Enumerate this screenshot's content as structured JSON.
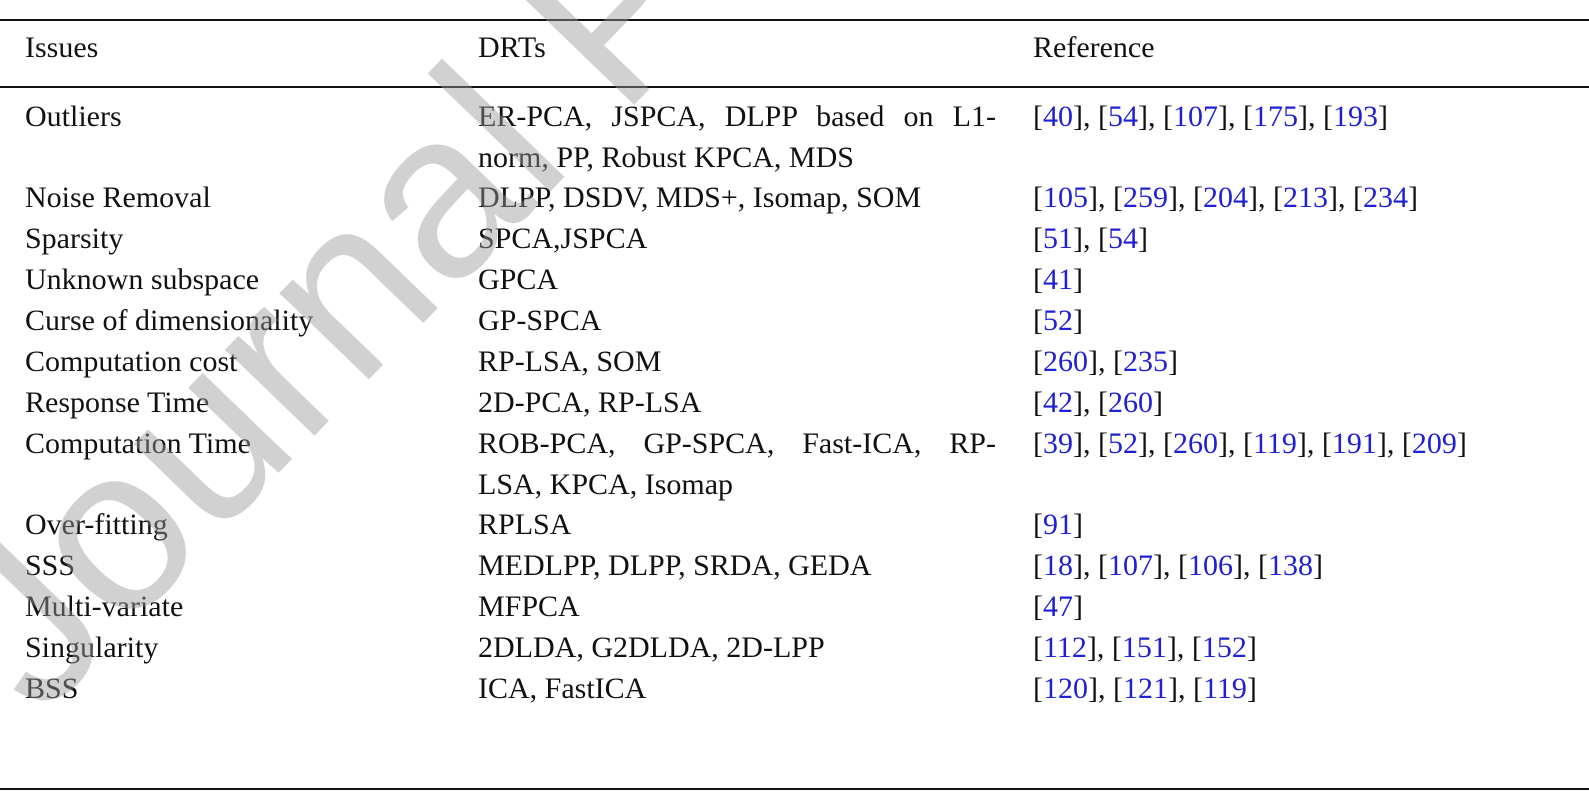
{
  "watermark": "Journal Pre",
  "table": {
    "header": [
      "Issues",
      "DRTs",
      "Reference"
    ],
    "rows": [
      [
        "Outliers",
        "ER-PCA, JSPCA, DLPP based on L1-norm, PP, Robust KPCA, MDS",
        "[40], [54], [107],  [175], [193]"
      ],
      [
        "Noise Removal",
        "DLPP, DSDV, MDS+, Isomap, SOM",
        "[105], [259], [204], [213], [234]"
      ],
      [
        "Sparsity",
        "SPCA,JSPCA",
        "[51], [54]"
      ],
      [
        "Unknown subspace",
        "GPCA",
        "[41]"
      ],
      [
        "Curse of dimensionality",
        "GP-SPCA",
        "[52]"
      ],
      [
        "Computation cost",
        "RP-LSA, SOM",
        "[260], [235]"
      ],
      [
        "Response Time",
        "2D-PCA, RP-LSA",
        "[42], [260]"
      ],
      [
        "Computation Time",
        "ROB-PCA, GP-SPCA, Fast-ICA, RP-LSA, KPCA, Isomap",
        "[39], [52], [260], [119], [191], [209]"
      ],
      [
        "Over-fitting",
        "RPLSA",
        "[91]"
      ],
      [
        "SSS",
        "MEDLPP, DLPP, SRDA, GEDA",
        "[18], [107], [106], [138]"
      ],
      [
        "Multi-variate",
        "MFPCA",
        "[47]"
      ],
      [
        "Singularity",
        "2DLDA, G2DLDA, 2D-LPP",
        "[112], [151], [152]"
      ],
      [
        "BSS",
        "ICA, FastICA",
        "[120], [121], [119]"
      ]
    ]
  }
}
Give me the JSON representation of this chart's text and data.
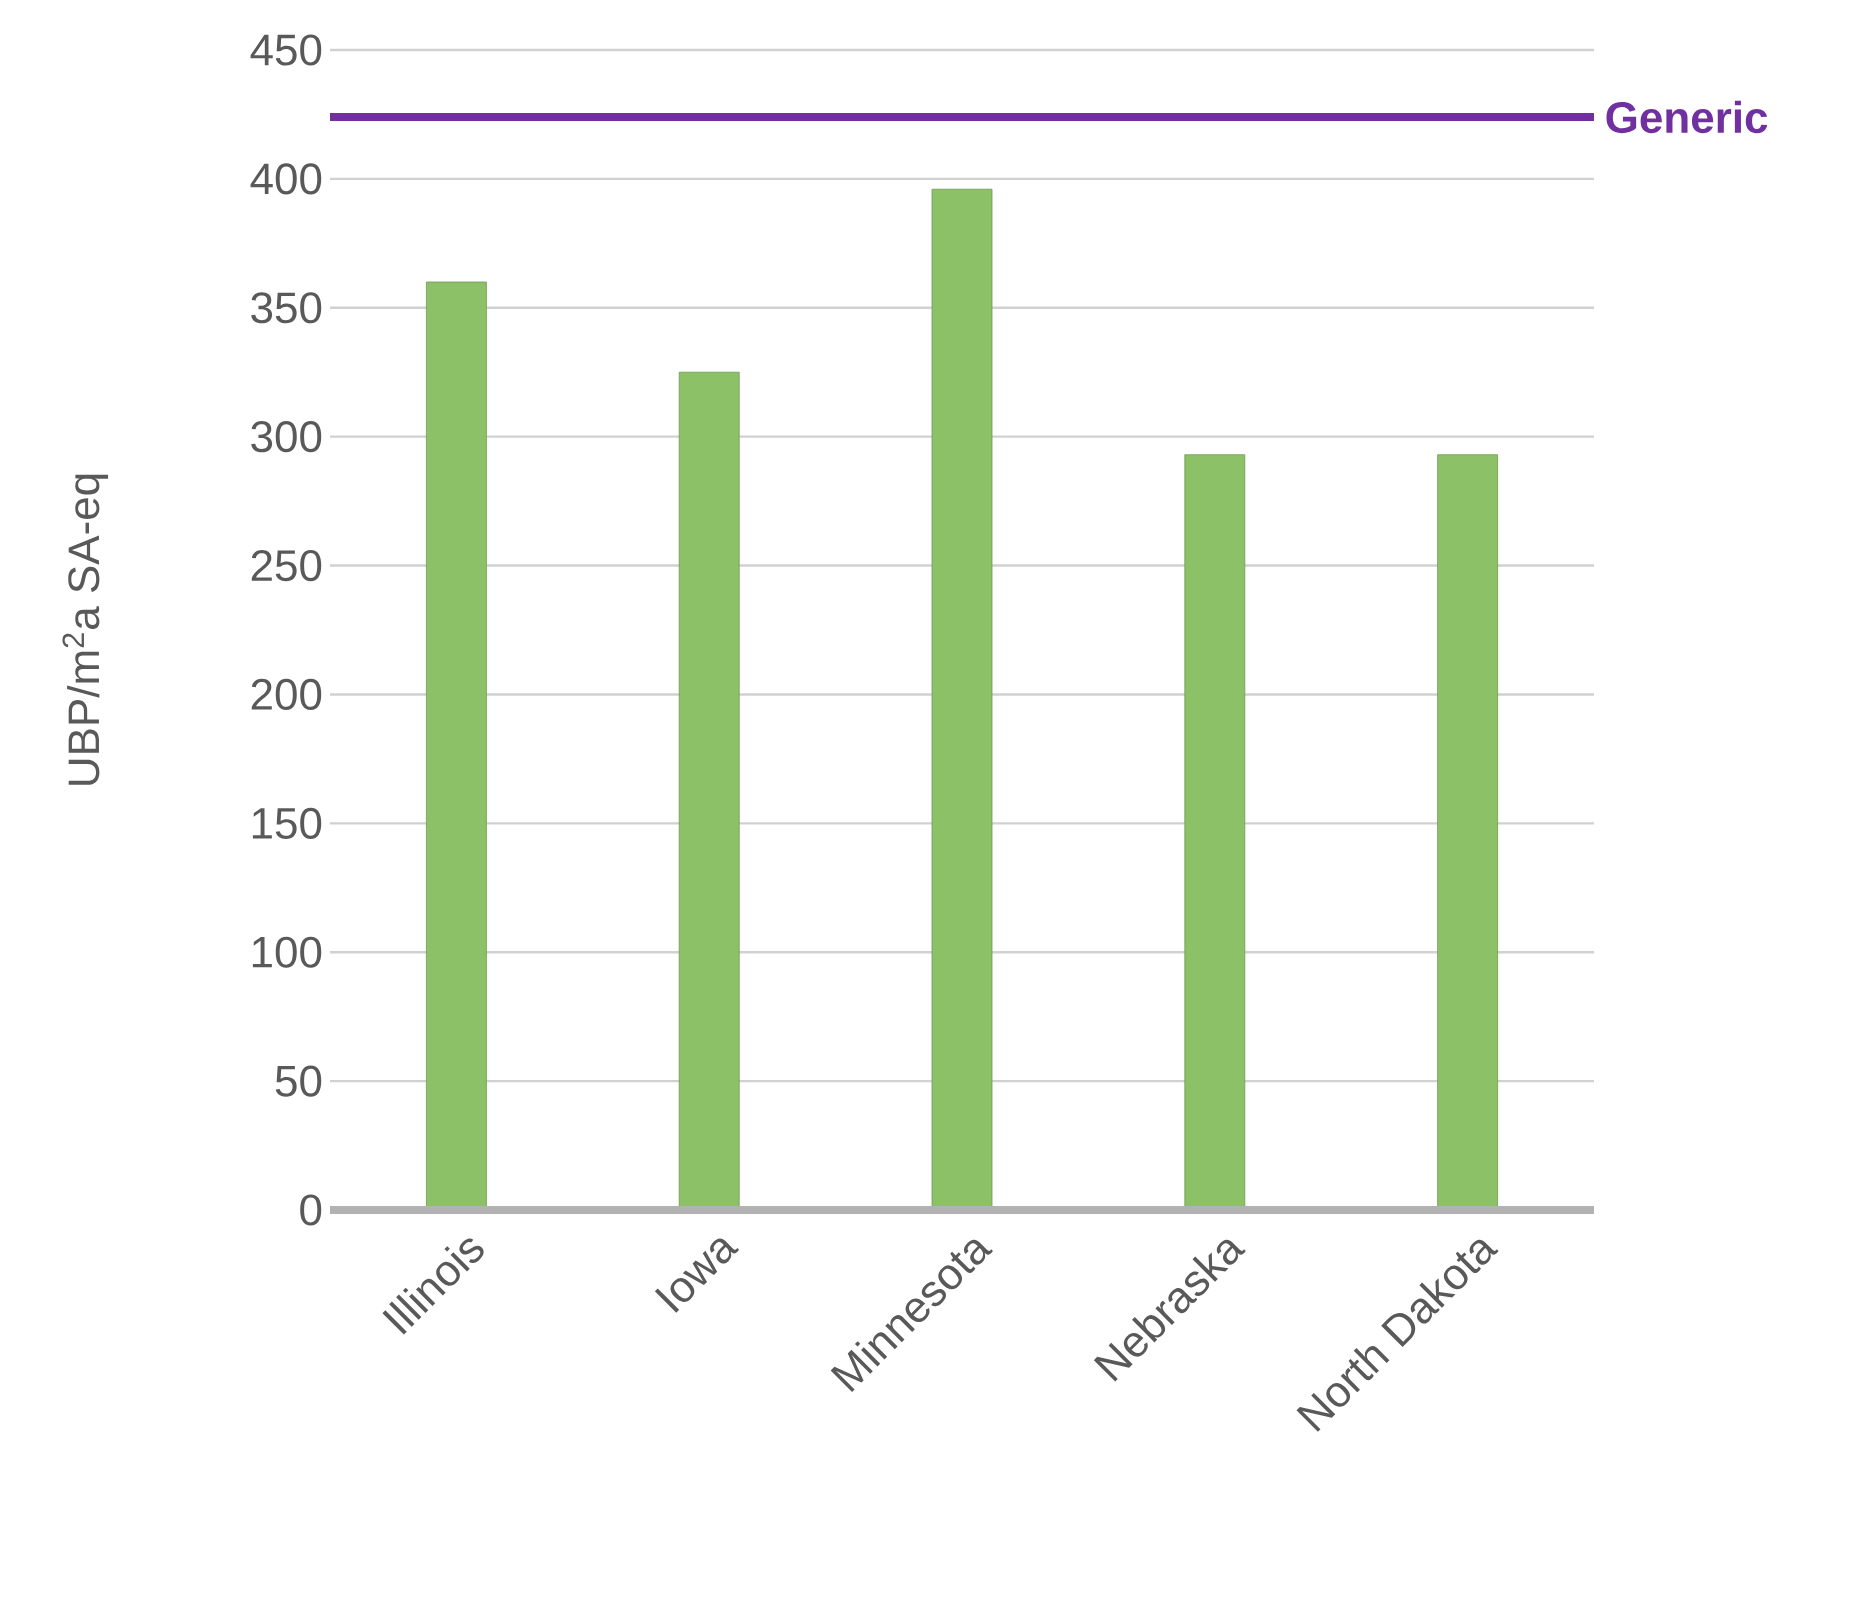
{
  "chart_data": {
    "type": "bar",
    "ylabel": "UBP/m$^{2}$a SA-eq",
    "categories": [
      "Illinois",
      "Iowa",
      "Minnesota",
      "Nebraska",
      "North Dakota"
    ],
    "values": [
      360,
      325,
      396,
      293,
      293
    ],
    "color": "#8cc168",
    "ylim": [
      0,
      450
    ],
    "yticks": [
      0,
      50,
      100,
      150,
      200,
      250,
      300,
      350,
      400,
      450
    ],
    "grid": "y",
    "ref_lines": [
      {
        "axis": "y",
        "value": 424,
        "label": "Generic",
        "color": "#7030a0"
      }
    ]
  }
}
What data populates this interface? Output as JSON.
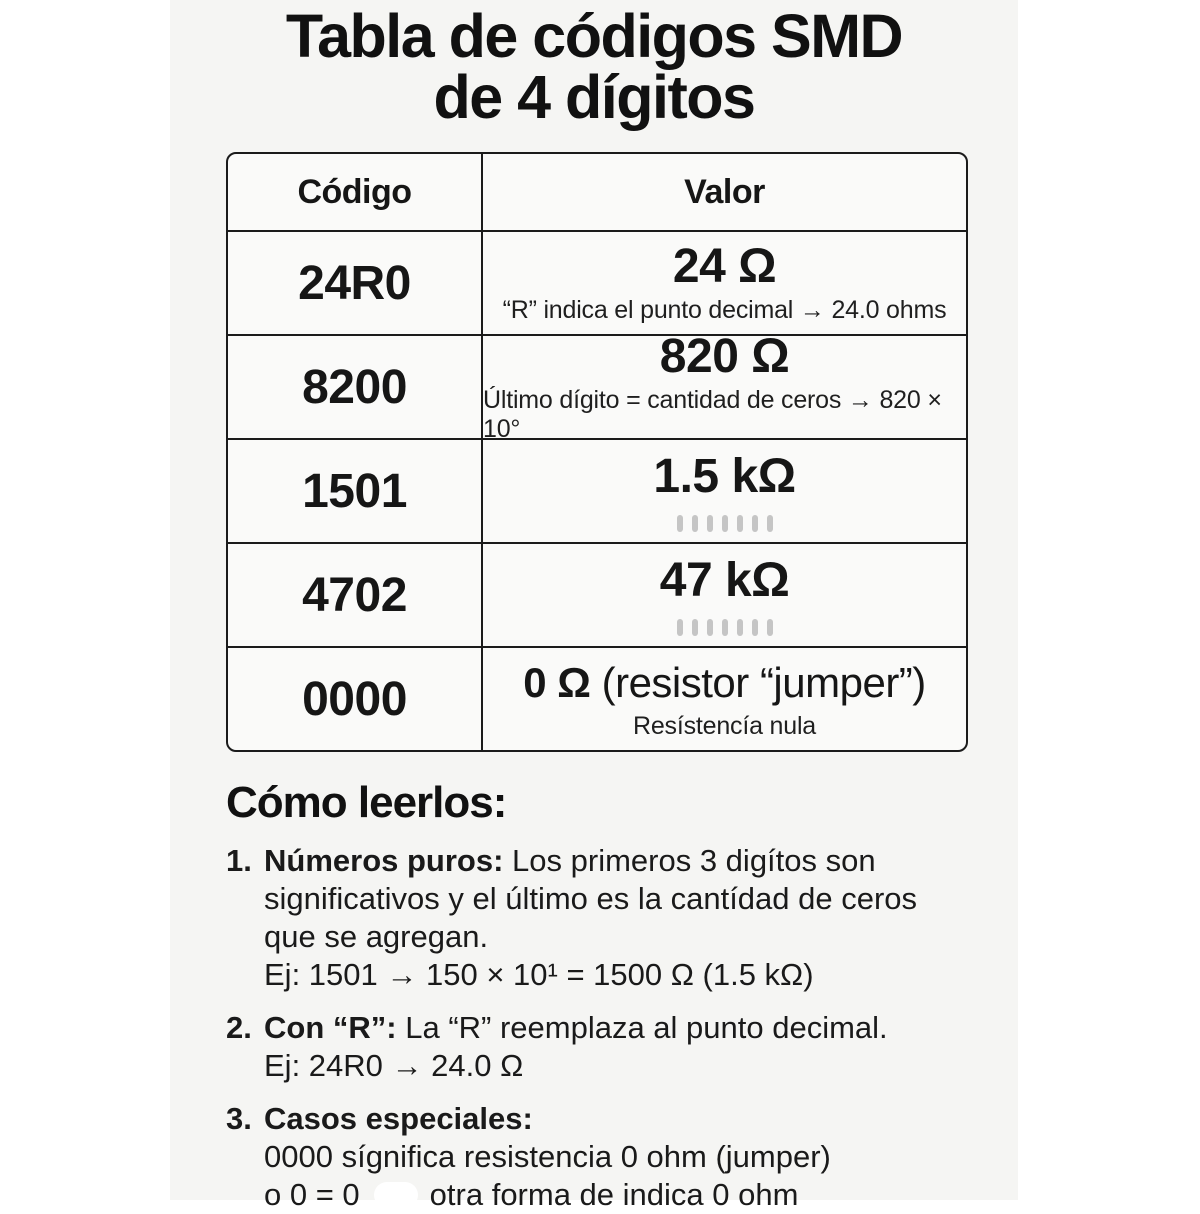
{
  "page": {
    "title_line1": "Tabla de códigos SMD",
    "title_line2": "de 4 dígitos"
  },
  "table": {
    "headers": {
      "code": "Código",
      "value": "Valor"
    },
    "rows": [
      {
        "code": "24R0",
        "value": "24 Ω",
        "note": "“R” indica el punto decimal → 24.0 ohms"
      },
      {
        "code": "8200",
        "value": "820 Ω",
        "note": "Último dígito = cantidad de ceros → 820 × 10°"
      },
      {
        "code": "1501",
        "value": "1.5 kΩ",
        "tick_marks": 7
      },
      {
        "code": "4702",
        "value": "47 kΩ",
        "tick_marks": 7
      },
      {
        "code": "0000",
        "value": "0 Ω",
        "value_suffix": "(resistor “jumper”)",
        "note": "Resístencía nula"
      }
    ]
  },
  "howto": {
    "heading": "Cómo leerlos:",
    "items": [
      {
        "num": "1.",
        "lead": "Números puros:",
        "body": "Los primeros 3 digítos son significativos y el último es la cantídad de ceros que se agregan.",
        "example": "Ej: 1501 → 150 × 10¹ = 1500 Ω (1.5 kΩ)"
      },
      {
        "num": "2.",
        "lead": "Con “R”:",
        "body": "La “R” reemplaza al punto decimal.",
        "example": "Ej: 24R0 → 24.0 Ω"
      },
      {
        "num": "3.",
        "lead": "Casos especiales:",
        "line1": "0000 sígnifica resistencia 0 ohm (jumper)",
        "line2_prefix": "o 0 = 0",
        "line2_suffix": "otra forma de indica 0 ohm"
      }
    ]
  },
  "colors": {
    "panel_bg": "#f5f5f3",
    "cell_bg": "#fafaf9",
    "border": "#1b1b1b",
    "text": "#161616",
    "tick_gray": "#c5c5c5"
  }
}
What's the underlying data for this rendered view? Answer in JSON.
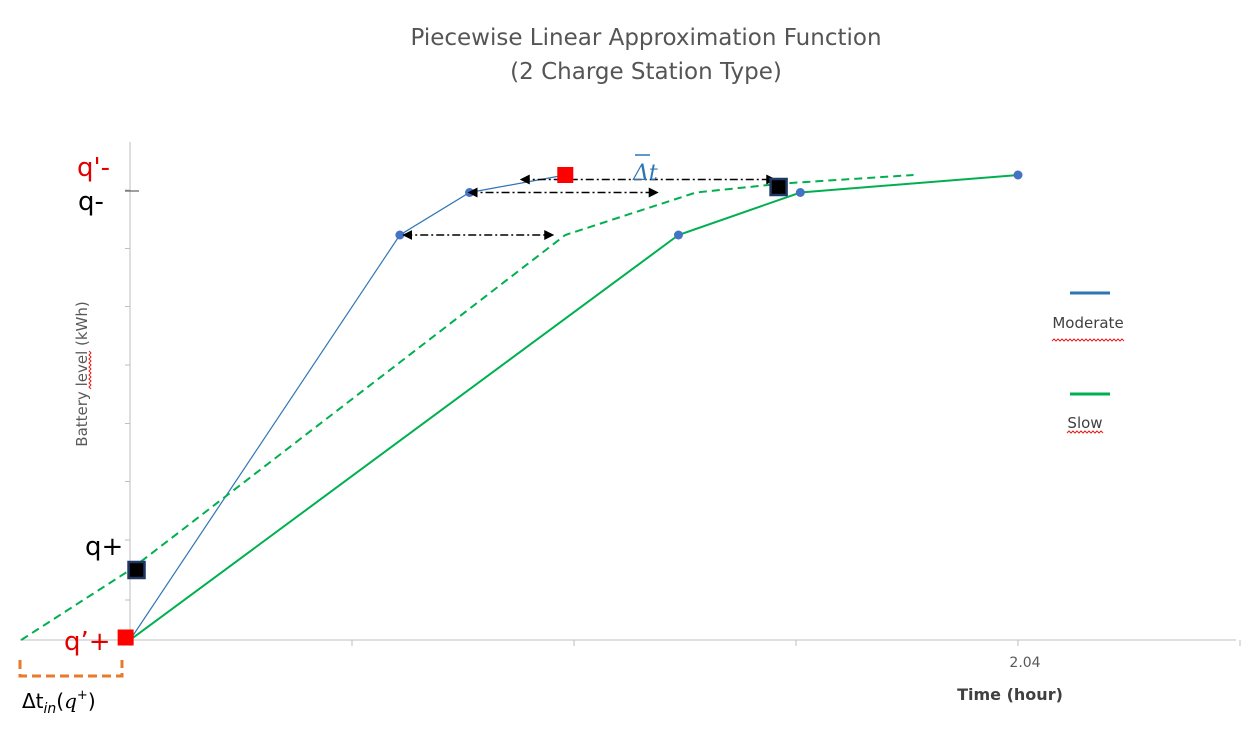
{
  "chart_data": {
    "type": "line",
    "title": [
      "Piecewise Linear Approximation Function",
      "(2 Charge Station Type)"
    ],
    "xlabel": "Time (hour)",
    "ylabel": "Battery level (kWh)",
    "x_tick_labels": [
      {
        "x": 2.04,
        "label": "2.04"
      }
    ],
    "xlim": [
      -0.25,
      2.55
    ],
    "ylim": [
      0,
      1.0
    ],
    "legend": {
      "position": "right",
      "entries": [
        {
          "name": "Moderate",
          "color": "#2e75b6"
        },
        {
          "name": "Slow",
          "color": "#00b050"
        }
      ]
    },
    "series": [
      {
        "name": "Moderate",
        "color": "#2e75b6",
        "style": "solid",
        "x": [
          0,
          0.62,
          0.78,
          1.0
        ],
        "y": [
          0,
          0.81,
          0.895,
          0.93
        ],
        "markers": [
          false,
          true,
          true,
          false
        ]
      },
      {
        "name": "Slow",
        "color": "#00b050",
        "style": "solid",
        "x": [
          0,
          1.26,
          1.54,
          2.04
        ],
        "y": [
          0,
          0.81,
          0.895,
          0.93
        ],
        "markers": [
          false,
          true,
          true,
          true
        ]
      },
      {
        "name": "Slow",
        "color": "#00b050",
        "style": "dashed",
        "x": [
          -0.25,
          0.0,
          1.0,
          1.3,
          1.5,
          1.8
        ],
        "y": [
          0,
          0.14,
          0.81,
          0.895,
          0.913,
          0.93
        ]
      }
    ],
    "annotations": {
      "q_labels": {
        "q_prime_minus": "q'-",
        "q_minus": "q-",
        "q_plus": "q+",
        "q_prime_plus": "q’+"
      },
      "red_points": [
        {
          "x": 1.0,
          "y": 0.93
        },
        {
          "x": -0.01,
          "y": 0.005
        }
      ],
      "black_points": [
        {
          "x": 1.49,
          "y": 0.906
        },
        {
          "x": 0.015,
          "y": 0.14
        }
      ],
      "delta_t_label": "Δt",
      "delta_t_in": {
        "base": "Δt",
        "sub": "in",
        "arg": "q",
        "sup": "+"
      },
      "arrows": [
        {
          "x1": 0.63,
          "x2": 0.97,
          "y": 0.81
        },
        {
          "x1": 0.78,
          "x2": 1.21,
          "y": 0.895
        },
        {
          "x1": 0.9,
          "x2": 1.48,
          "y": 0.921
        }
      ]
    },
    "colors": {
      "axis": "#bfbfbf",
      "red_label": "#e00000",
      "delta_blue": "#2e75b6",
      "bracket_orange": "#e87a2e"
    }
  }
}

Exercise aim ▸ From the data above, copy out every line with the string "Isomap" in it.

Response below ▸
        "DLPP, DSDV, MDS+, Isomap, SOM",
        "ROB-PCA, GP-SPCA, Fast-ICA, RP-LSA, KPCA, Isomap",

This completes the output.